What is asked ▸
Hunt for the word "关键点解读" across the entries below, copying each line that holds it.

Working data ▸
○ ○ ○ ○

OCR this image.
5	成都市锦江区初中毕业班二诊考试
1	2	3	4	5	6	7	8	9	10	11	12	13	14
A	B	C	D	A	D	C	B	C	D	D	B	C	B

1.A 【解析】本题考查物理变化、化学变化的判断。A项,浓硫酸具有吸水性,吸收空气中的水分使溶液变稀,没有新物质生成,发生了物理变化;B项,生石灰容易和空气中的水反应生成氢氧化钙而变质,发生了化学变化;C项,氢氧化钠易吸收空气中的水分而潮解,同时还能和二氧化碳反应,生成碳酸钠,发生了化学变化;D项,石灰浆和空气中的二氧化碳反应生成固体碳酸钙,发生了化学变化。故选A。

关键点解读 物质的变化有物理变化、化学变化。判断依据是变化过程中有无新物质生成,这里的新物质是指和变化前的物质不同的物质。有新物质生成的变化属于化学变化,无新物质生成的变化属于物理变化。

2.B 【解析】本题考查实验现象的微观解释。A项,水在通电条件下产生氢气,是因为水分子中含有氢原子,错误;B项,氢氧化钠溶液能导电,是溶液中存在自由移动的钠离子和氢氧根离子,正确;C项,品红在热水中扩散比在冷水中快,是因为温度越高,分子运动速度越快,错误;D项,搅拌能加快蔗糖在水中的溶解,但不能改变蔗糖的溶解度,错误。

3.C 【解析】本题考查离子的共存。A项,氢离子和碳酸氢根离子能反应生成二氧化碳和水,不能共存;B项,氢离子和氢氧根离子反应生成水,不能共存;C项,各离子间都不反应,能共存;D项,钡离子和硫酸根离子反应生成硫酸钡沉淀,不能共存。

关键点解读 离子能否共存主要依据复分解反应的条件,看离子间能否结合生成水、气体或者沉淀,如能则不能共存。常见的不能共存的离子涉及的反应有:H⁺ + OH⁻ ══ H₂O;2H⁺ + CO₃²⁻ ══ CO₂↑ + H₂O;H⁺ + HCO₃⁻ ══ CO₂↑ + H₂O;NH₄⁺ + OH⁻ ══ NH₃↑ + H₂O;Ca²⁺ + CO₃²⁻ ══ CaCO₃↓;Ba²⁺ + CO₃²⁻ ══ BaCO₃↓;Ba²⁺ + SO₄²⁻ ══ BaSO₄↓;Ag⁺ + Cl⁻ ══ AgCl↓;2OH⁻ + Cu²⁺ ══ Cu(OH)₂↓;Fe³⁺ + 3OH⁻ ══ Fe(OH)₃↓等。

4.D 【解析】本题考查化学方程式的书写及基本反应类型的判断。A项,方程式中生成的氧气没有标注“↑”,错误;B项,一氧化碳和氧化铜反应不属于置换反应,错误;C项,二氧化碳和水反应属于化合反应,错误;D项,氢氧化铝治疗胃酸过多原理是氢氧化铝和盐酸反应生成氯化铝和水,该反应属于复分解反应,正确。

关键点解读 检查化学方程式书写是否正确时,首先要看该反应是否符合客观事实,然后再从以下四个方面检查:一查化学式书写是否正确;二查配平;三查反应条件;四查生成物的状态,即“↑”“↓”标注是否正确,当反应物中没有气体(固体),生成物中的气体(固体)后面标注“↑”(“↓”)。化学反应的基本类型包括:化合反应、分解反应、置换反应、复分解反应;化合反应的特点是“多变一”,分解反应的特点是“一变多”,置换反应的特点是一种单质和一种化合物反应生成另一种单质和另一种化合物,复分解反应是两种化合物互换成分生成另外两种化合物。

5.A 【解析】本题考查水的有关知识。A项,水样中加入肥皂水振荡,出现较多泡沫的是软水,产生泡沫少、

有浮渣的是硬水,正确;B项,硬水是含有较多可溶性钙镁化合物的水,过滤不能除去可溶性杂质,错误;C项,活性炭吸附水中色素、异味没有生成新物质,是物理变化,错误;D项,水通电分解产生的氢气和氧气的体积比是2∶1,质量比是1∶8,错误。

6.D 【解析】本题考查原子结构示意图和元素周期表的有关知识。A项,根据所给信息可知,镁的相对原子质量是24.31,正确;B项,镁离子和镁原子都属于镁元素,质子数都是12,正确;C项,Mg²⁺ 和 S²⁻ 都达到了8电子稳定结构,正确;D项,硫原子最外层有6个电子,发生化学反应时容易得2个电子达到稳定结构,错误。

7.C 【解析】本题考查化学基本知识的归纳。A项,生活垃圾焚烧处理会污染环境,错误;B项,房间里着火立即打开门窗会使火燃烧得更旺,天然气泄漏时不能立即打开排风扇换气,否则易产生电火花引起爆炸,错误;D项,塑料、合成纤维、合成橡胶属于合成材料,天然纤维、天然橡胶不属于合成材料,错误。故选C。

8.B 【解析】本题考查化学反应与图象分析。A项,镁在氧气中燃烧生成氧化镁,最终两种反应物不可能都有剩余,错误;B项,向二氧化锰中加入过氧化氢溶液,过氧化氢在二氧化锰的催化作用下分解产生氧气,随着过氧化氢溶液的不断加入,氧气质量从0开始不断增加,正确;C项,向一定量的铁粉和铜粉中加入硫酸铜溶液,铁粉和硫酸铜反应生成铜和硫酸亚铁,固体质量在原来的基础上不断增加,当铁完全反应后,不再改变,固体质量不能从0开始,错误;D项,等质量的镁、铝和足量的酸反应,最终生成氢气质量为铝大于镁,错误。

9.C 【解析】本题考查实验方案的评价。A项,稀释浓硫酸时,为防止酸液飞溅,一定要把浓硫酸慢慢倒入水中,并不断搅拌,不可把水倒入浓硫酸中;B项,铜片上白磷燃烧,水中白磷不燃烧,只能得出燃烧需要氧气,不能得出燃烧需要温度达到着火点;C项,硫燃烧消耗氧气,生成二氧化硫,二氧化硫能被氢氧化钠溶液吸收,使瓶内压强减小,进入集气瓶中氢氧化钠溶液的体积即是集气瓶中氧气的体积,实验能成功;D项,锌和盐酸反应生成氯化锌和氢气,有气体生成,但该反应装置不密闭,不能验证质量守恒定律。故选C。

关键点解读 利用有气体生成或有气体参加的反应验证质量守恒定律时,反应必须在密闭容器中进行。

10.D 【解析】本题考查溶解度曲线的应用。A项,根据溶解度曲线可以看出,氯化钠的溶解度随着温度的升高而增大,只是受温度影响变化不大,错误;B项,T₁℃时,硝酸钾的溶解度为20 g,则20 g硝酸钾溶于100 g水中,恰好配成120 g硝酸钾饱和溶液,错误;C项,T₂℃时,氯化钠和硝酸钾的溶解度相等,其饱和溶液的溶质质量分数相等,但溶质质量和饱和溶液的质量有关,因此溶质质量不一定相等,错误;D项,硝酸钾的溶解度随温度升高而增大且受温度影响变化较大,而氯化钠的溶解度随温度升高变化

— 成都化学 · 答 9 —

○ ○ ○ ○

Result ▸
关键点解读 物质的变化有物理变化、化学变化。判断依据是变化过程中有无新物质生成,这里的新物质是指和变化前的物质不同的物质。有新物质生成的变化属于化学变化,无新物质生成的变化属于物理变化。
关键点解读 离子能否共存主要依据复分解反应的条件,看离子间能否结合生成水、气体或者沉淀,如能则不能共存。常见的不能共存的离子涉及的反应有:H⁺ + OH⁻ ══ H₂O;2H⁺ + CO₃²⁻ ══ CO₂↑ + H₂O;H⁺ + HCO₃⁻ ══ CO₂↑ + H₂O;NH₄⁺ + OH⁻ ══ NH₃↑ + H₂O;Ca²⁺ + CO₃²⁻ ══ CaCO₃↓;Ba²⁺ + CO₃²⁻ ══ BaCO₃↓;Ba²⁺ + SO₄²⁻ ══ BaSO₄↓;Ag⁺ + Cl⁻ ══ AgCl↓;2OH⁻ + Cu²⁺ ══ Cu(OH)₂↓;Fe³⁺ + 3OH⁻ ══ Fe(OH)₃↓等。
关键点解读 检查化学方程式书写是否正确时,首先要看该反应是否符合客观事实,然后再从以下四个方面检查:一查化学式书写是否正确;二查配平;三查反应条件;四查生成物的状态,即“↑”“↓”标注是否正确,当反应物中没有气体(固体),生成物中的气体(固体)后面标注“↑”(“↓”)。化学反应的基本类型包括:化合反应、分解反应、置换反应、复分解反应;化合反应的特点是“多变一”,分解反应的特点是“一变多”,置换反应的特点是一种单质和一种化合物反应生成另一种单质和另一种化合物,复分解反应是两种化合物互换成分生成另外两种化合物。
关键点解读 利用有气体生成或有气体参加的反应验证质量守恒定律时,反应必须在密闭容器中进行。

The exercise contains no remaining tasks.